◆ Directions for this task ◆
Identify the lines containing the word "grid". Copy each one.

▬▬▬

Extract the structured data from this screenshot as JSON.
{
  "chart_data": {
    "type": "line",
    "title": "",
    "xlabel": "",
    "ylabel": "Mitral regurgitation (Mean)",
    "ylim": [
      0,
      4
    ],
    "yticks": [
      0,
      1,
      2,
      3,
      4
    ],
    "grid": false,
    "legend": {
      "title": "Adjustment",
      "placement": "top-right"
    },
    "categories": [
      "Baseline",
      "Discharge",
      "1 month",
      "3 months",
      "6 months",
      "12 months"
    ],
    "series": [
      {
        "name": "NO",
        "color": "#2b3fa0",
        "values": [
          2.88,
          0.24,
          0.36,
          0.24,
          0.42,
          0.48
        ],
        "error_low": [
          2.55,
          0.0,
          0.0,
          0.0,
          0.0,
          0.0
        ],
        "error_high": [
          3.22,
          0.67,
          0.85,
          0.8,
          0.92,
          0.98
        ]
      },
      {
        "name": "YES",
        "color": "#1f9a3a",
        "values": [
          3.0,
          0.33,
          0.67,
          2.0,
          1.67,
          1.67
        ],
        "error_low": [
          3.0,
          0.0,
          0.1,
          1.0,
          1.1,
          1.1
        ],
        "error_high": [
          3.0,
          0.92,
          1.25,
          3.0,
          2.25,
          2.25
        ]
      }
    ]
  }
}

▬▬▬

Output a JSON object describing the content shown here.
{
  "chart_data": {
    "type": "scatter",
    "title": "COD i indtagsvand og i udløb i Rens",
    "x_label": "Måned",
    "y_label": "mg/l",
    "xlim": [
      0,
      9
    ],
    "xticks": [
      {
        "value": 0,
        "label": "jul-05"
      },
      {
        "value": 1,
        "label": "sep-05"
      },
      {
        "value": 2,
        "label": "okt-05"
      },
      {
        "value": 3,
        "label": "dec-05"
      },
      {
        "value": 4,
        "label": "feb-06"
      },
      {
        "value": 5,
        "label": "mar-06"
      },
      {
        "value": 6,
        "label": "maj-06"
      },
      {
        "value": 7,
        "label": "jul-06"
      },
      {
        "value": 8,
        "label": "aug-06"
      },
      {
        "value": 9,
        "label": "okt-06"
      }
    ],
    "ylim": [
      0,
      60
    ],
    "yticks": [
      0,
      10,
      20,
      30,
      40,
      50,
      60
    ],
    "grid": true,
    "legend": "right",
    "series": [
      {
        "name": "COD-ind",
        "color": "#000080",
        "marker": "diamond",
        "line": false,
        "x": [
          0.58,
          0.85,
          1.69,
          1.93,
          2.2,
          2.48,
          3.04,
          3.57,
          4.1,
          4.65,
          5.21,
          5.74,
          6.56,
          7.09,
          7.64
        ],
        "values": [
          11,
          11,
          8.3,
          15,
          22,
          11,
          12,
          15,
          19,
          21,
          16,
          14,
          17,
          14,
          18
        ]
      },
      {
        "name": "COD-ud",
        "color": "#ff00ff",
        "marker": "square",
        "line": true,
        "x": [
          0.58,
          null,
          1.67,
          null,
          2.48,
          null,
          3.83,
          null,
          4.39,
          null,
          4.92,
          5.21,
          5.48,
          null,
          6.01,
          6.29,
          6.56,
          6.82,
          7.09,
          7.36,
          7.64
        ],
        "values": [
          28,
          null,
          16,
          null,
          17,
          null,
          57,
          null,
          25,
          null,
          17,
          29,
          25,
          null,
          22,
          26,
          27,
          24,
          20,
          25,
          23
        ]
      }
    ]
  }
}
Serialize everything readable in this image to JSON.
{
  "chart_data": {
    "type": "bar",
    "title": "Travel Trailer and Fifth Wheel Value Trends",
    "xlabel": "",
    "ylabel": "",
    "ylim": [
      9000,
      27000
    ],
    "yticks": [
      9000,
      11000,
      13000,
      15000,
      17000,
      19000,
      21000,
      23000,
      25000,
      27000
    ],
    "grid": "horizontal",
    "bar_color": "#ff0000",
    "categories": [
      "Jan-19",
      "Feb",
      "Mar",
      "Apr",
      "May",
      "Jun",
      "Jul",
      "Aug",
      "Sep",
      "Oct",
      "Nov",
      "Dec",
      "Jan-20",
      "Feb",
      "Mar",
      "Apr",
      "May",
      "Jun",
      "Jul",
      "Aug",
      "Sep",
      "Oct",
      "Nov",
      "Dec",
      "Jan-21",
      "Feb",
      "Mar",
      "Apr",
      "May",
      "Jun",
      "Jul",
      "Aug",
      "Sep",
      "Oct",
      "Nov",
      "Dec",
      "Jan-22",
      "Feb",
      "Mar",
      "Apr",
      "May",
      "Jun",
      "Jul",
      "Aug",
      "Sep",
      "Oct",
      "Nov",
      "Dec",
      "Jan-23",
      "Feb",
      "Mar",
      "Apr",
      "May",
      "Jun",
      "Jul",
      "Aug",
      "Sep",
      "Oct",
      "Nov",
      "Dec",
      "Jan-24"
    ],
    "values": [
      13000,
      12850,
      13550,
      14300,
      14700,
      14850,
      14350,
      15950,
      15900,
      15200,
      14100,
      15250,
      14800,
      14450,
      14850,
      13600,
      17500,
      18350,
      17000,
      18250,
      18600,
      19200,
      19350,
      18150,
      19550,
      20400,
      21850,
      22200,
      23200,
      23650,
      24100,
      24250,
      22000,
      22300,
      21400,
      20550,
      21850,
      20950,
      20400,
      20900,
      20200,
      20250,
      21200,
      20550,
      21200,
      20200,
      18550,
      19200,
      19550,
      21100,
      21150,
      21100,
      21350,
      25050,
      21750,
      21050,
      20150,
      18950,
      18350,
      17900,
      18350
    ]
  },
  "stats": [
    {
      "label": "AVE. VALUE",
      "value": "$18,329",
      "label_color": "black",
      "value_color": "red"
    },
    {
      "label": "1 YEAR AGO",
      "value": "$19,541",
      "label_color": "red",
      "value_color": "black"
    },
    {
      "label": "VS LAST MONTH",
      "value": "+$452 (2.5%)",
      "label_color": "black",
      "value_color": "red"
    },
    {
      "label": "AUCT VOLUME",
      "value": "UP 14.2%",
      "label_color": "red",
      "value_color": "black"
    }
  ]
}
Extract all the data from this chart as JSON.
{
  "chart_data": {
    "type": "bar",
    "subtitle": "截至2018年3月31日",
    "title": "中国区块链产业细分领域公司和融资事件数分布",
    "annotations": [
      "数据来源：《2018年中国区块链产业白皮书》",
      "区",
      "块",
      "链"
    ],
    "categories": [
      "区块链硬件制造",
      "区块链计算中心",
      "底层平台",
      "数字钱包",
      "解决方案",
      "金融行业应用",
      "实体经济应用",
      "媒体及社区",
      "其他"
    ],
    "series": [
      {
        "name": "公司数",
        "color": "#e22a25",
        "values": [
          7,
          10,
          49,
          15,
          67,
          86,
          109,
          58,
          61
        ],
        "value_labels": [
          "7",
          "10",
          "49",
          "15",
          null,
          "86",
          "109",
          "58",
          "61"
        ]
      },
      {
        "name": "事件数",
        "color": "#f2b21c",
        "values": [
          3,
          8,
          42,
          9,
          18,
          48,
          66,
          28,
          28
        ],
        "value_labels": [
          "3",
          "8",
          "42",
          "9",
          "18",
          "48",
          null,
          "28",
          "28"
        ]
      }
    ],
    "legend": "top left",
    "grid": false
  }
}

▬▬▬

◆ Written answer ◆
    "grid": false,
    "grid": true,
    "grid": "horizontal",
    "grid": false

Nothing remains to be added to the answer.